**Work required**: Report every line below that holds the word "研究生学历并取得相应学位".

>> Start Exercise material

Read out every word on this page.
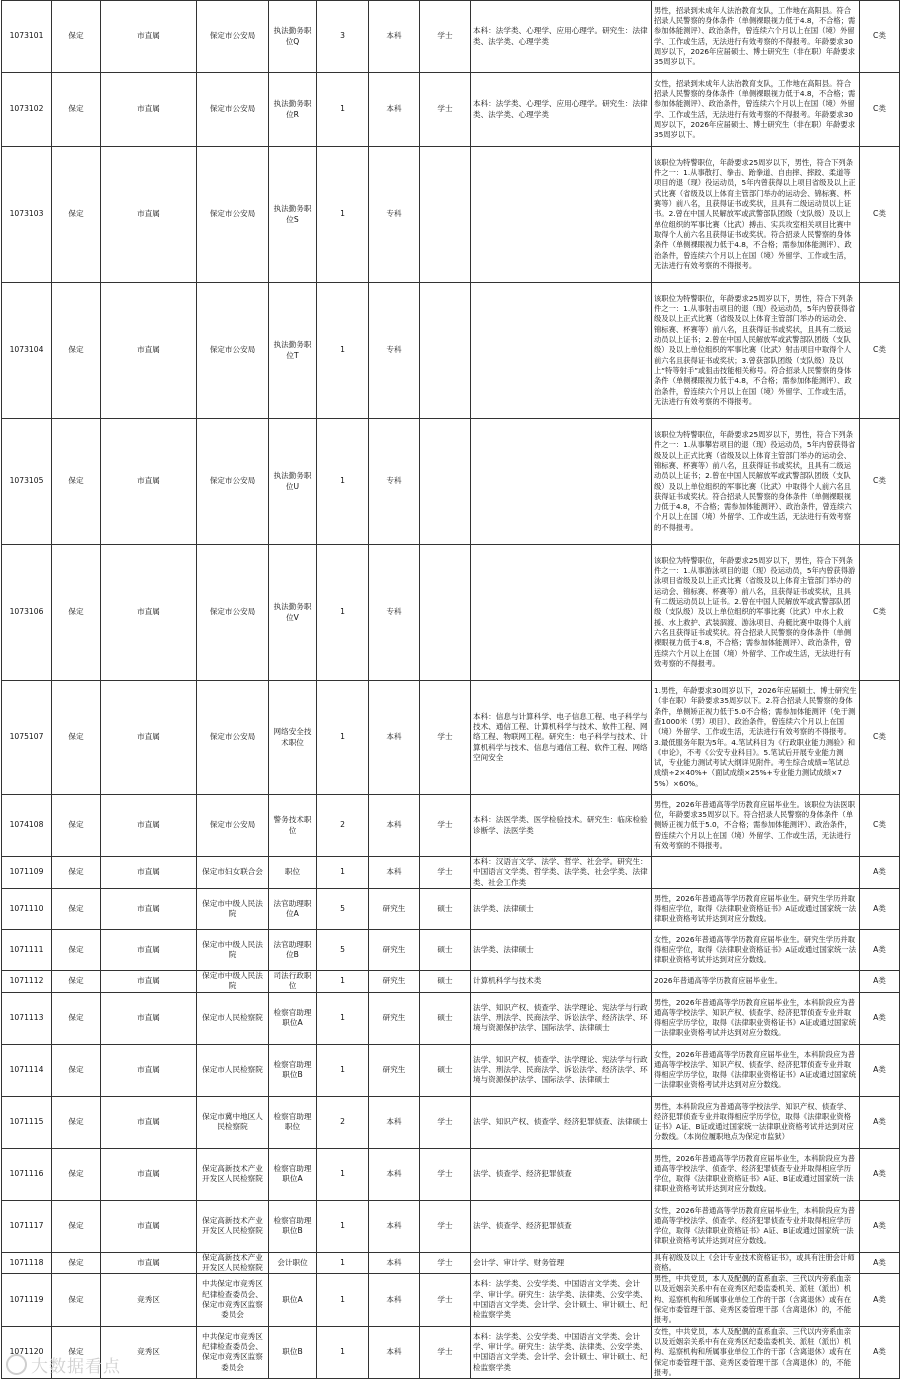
1073101	保定	市直属	保定市公安局	执法勤务职位Q	3	本科	学士	本科：法学类、心理学、应用心理学。研究生：法律类、法学类、心理学类	男性，招录到未成年人法治教育支队，工作地在高阳县。符合招录人民警察的身体条件（单侧裸眼视力低于4.8，不合格；需参加体能测评）、政治条件，曾连续六个月以上在国（境）外留学、工作或生活，无法进行有效考察的不得报考。年龄要求30周岁以下，2026年应届硕士、博士研究生（非在职）年龄要求35周岁以下。	C类
1073102	保定	市直属	保定市公安局	执法勤务职位R	1	本科	学士	本科：法学类、心理学、应用心理学。研究生：法律类、法学类、心理学类	女性，招录到未成年人法治教育支队，工作地在高阳县。符合招录人民警察的身体条件（单侧裸眼视力低于4.8，不合格；需参加体能测评）、政治条件，曾连续六个月以上在国（境）外留学、工作或生活，无法进行有效考察的不得报考。年龄要求30周岁以下，2026年应届硕士、博士研究生（非在职）年龄要求35周岁以下。	C类
1073103	保定	市直属	保定市公安局	执法勤务职位S	1	专科			该职位为特警职位，年龄要求25周岁以下，男性，符合下列条件之一：1.从事散打、拳击、跆拳道、自由摔、摔跤、柔道等项目的退（现）役运动员，5年内曾获得以上项目省级及以上正式比赛（省级及以上体育主管部门举办的运动会、锦标赛、杯赛等）前八名，且获得证书或奖状，且具有二级运动员以上证书。2.曾在中国人民解放军或武警部队团级（支队级）及以上单位组织的军事比赛（比武）搏击、实兵攻室相关项目比赛中取得个人前六名且获得证书或奖状。符合招录人民警察的身体条件（单侧裸眼视力低于4.8，不合格；需参加体能测评）、政治条件，曾连续六个月以上在国（境）外留学、工作或生活，无法进行有效考察的不得报考。	C类
1073104	保定	市直属	保定市公安局	执法勤务职位T	1	专科			该职位为特警职位，年龄要求25周岁以下，男性，符合下列条件之一：1.从事射击项目的退（现）役运动员，5年内曾获得省级及以上正式比赛（省级及以上体育主管部门举办的运动会、锦标赛、杯赛等）前八名，且获得证书或奖状，且具有二级运动员以上证书；2.曾在中国人民解放军或武警部队团级（支队级）及以上单位组织的军事比赛（比武）射击项目中取得个人前六名且获得证书或奖状；3.曾获部队团级（支队级）及以上“特等射手”或狙击技能相关称号。符合招录人民警察的身体条件（单侧裸眼视力低于4.8，不合格；需参加体能测评）、政治条件，曾连续六个月以上在国（境）外留学、工作或生活，无法进行有效考察的不得报考。	C类
1073105	保定	市直属	保定市公安局	执法勤务职位U	1	专科			该职位为特警职位，年龄要求25周岁以下，男性，符合下列条件之一：1.从事攀岩项目的退（现）役运动员，5年内曾获得省级及以上正式比赛（省级及以上体育主管部门举办的运动会、锦标赛、杯赛等）前八名，且获得证书或奖状，且具有二级运动员以上证书；2.曾在中国人民解放军或武警部队团级（支队级）及以上单位组织的军事比赛（比武）中取得个人前六名且获得证书或奖状。符合招录人民警察的身体条件（单侧裸眼视力低于4.8，不合格；需参加体能测评）、政治条件，曾连续六个月以上在国（境）外留学、工作或生活，无法进行有效考察的不得报考。	C类
1073106	保定	市直属	保定市公安局	执法勤务职位V	1	专科			该职位为特警职位，年龄要求25周岁以下，男性，符合下列条件之一：1.从事游泳项目的退（现）役运动员，5年内曾获得游泳项目省级及以上正式比赛（省级及以上体育主管部门举办的运动会、锦标赛、杯赛等）前八名，且获得证书或奖状，且具有二级运动员以上证书。2.曾在中国人民解放军或武警部队团级（支队级）及以上单位组织的军事比赛（比武）中水上救援、水上救护、武装泅渡、游泳项目、舟艇比赛中取得个人前六名且获得证书或奖状。符合招录人民警察的身体条件（单侧裸眼视力低于4.8，不合格；需参加体能测评）、政治条件，曾连续六个月以上在国（境）外留学、工作或生活，无法进行有效考察的不得报考。	C类
1075107	保定	市直属	保定市公安局	网络安全技术职位	1	本科	学士	本科：信息与计算科学、电子信息工程、电子科学与技术、通信工程、计算机科学与技术、软件工程、网络工程、物联网工程。研究生：电子科学与技术、计算机科学与技术、信息与通信工程、软件工程、网络空间安全	1.男性，年龄要求30周岁以下，2026年应届硕士、博士研究生（非在职）年龄要求35周岁以下。2.符合招录人民警察的身体条件，单侧矫正视力低于5.0不合格；需参加体能测评（免于测查1000米（男）项目）、政治条件，曾连续六个月以上在国（境）外留学、工作或生活，无法进行有效考察的不得报考。3.最低服务年限为5年。4.笔试科目为《行政职业能力测验》和《申论》，不考《公安专业科目》。5.笔试后开展专业能力测试，专业能力测试考试大纲详见附件。考生综合成绩=笔试总成绩÷2×40%+（面试成绩×25%+专业能力测试成绩×75%）×60%。	C类
1074108	保定	市直属	保定市公安局	警务技术职位	2	本科	学士	本科：法医学类、医学检验技术。研究生：临床检验诊断学、法医学类	男性，2026年普通高等学历教育应届毕业生。该职位为法医职位，年龄要求35周岁以下。符合招录人民警察的身体条件（单侧矫正视力低于5.0，不合格；需参加体能测评）、政治条件，曾连续六个月以上在国（境）外留学、工作或生活，无法进行有效考察的不得报考。	C类
1071109	保定	市直属	保定市妇女联合会	职位	1	本科	学士	本科：汉语言文学、法学、哲学、社会学。研究生：中国语言文学类、哲学类、法学类、社会学类、法律类、社会工作类		A类
1071110	保定	市直属	保定市中级人民法院	法官助理职位A	5	研究生	硕士	法学类、法律硕士	男性，2026年普通高等学历教育应届毕业生。研究生学历并取得相应学位，取得《法律职业资格证书》A证或通过国家统一法律职业资格考试并达到对应分数线。	A类
1071111	保定	市直属	保定市中级人民法院	法官助理职位B	5	研究生	硕士	法学类、法律硕士	女性，2026年普通高等学历教育应届毕业生。研究生学历并取得相应学位，取得《法律职业资格证书》A证或通过国家统一法律职业资格考试并达到对应分数线。	A类
1071112	保定	市直属	保定市中级人民法院	司法行政职位	1	研究生	硕士	计算机科学与技术类	2026年普通高等学历教育应届毕业生。	A类
1071113	保定	市直属	保定市人民检察院	检察官助理职位A	1	研究生	硕士	法学、知识产权、侦查学、法学理论、宪法学与行政法学、刑法学、民商法学、诉讼法学、经济法学、环境与资源保护法学、国际法学、法律硕士	男性，2026年普通高等学历教育应届毕业生，本科阶段应为普通高等学校法学、知识产权、侦查学、经济犯罪侦查专业并取得相应学历学位，取得《法律职业资格证书》A证或通过国家统一法律职业资格考试并达到对应分数线。	A类
1071114	保定	市直属	保定市人民检察院	检察官助理职位B	1	研究生	硕士	法学、知识产权、侦查学、法学理论、宪法学与行政法学、刑法学、民商法学、诉讼法学、经济法学、环境与资源保护法学、国际法学、法律硕士	女性，2026年普通高等学历教育应届毕业生，本科阶段应为普通高等学校法学、知识产权、侦查学、经济犯罪侦查专业并取得相应学历学位，取得《法律职业资格证书》A证或通过国家统一法律职业资格考试并达到对应分数线。	A类
1071115	保定	市直属	保定市冀中地区人民检察院	检察官助理职位	2	本科	学士	法学、知识产权、侦查学、经济犯罪侦查、法律硕士	男性，本科阶段应为普通高等学校法学、知识产权、侦查学、经济犯罪侦查专业并取得相应学历学位，取得《法律职业资格证书》A证、B证或通过国家统一法律职业资格考试并达到对应分数线。（本岗位履职地点为保定市监狱）	A类
1071116	保定	市直属	保定高新技术产业开发区人民检察院	检察官助理职位A	1	本科	学士	法学、侦查学、经济犯罪侦查	男性，2026年普通高等学历教育应届毕业生，本科阶段应为普通高等学校法学、侦查学、经济犯罪侦查专业并取得相应学历学位，取得《法律职业资格证书》A证、B证或通过国家统一法律职业资格考试并达到对应分数线。	A类
1071117	保定	市直属	保定高新技术产业开发区人民检察院	检察官助理职位B	1	本科	学士	法学、侦查学、经济犯罪侦查	女性，2026年普通高等学历教育应届毕业生，本科阶段应为普通高等学校法学、侦查学、经济犯罪侦查专业并取得相应学历学位，取得《法律职业资格证书》A证、B证或通过国家统一法律职业资格考试并达到对应分数线。	A类
1071118	保定	市直属	保定高新技术产业开发区人民检察院	会计职位	1	本科	学士	会计学、审计学、财务管理	具有初级及以上《会计专业技术资格证书》，或具有注册会计师资格。	A类
1071119	保定	竞秀区	中共保定市竞秀区纪律检查委员会、保定市竞秀区监察委员会	职位A	1	本科	学士	本科：法学类、公安学类、中国语言文学类、会计学、审计学。研究生：法学类、法律类、公安学类、中国语言文学类、会计学、会计硕士、审计硕士、纪检监察学类	男性，中共党员，本人及配偶的直系血亲、三代以内旁系血亲以及近姻亲关系中有在竞秀区纪委监委机关、派驻（派出）机构、巡察机构和所属事业单位工作的干部（含离退休）或有在保定市委管理干部、竞秀区委管理干部（含离退休）的，不能报考。	A类
1071120	保定	竞秀区	中共保定市竞秀区纪律检查委员会、保定市竞秀区监察委员会	职位B	1	本科	学士	本科：法学类、公安学类、中国语言文学类、会计学、审计学。研究生：法学类、法律类、公安学类、中国语言文学类、会计学、会计硕士、审计硕士、纪检监察学类	女性，中共党员，本人及配偶的直系血亲、三代以内旁系血亲以及近姻亲关系中有在竞秀区纪委监委机关、派驻（派出）机构、巡察机构和所属事业单位工作的干部（含离退休）或有在保定市委管理干部、竞秀区委管理干部（含离退休）的，不能报考。	A类
大数据看点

>> End Exercise material

**Response**:
1071110	保定	市直属	保定市中级人民法院	法官助理职位A	5	研究生	硕士	法学类、法律硕士	男性，2026年普通高等学历教育应届毕业生。研究生学历并取得相应学位，取得《法律职业资格证书》A证或通过国家统一法律职业资格考试并达到对应分数线。	A类
1071111	保定	市直属	保定市中级人民法院	法官助理职位B	5	研究生	硕士	法学类、法律硕士	女性，2026年普通高等学历教育应届毕业生。研究生学历并取得相应学位，取得《法律职业资格证书》A证或通过国家统一法律职业资格考试并达到对应分数线。	A类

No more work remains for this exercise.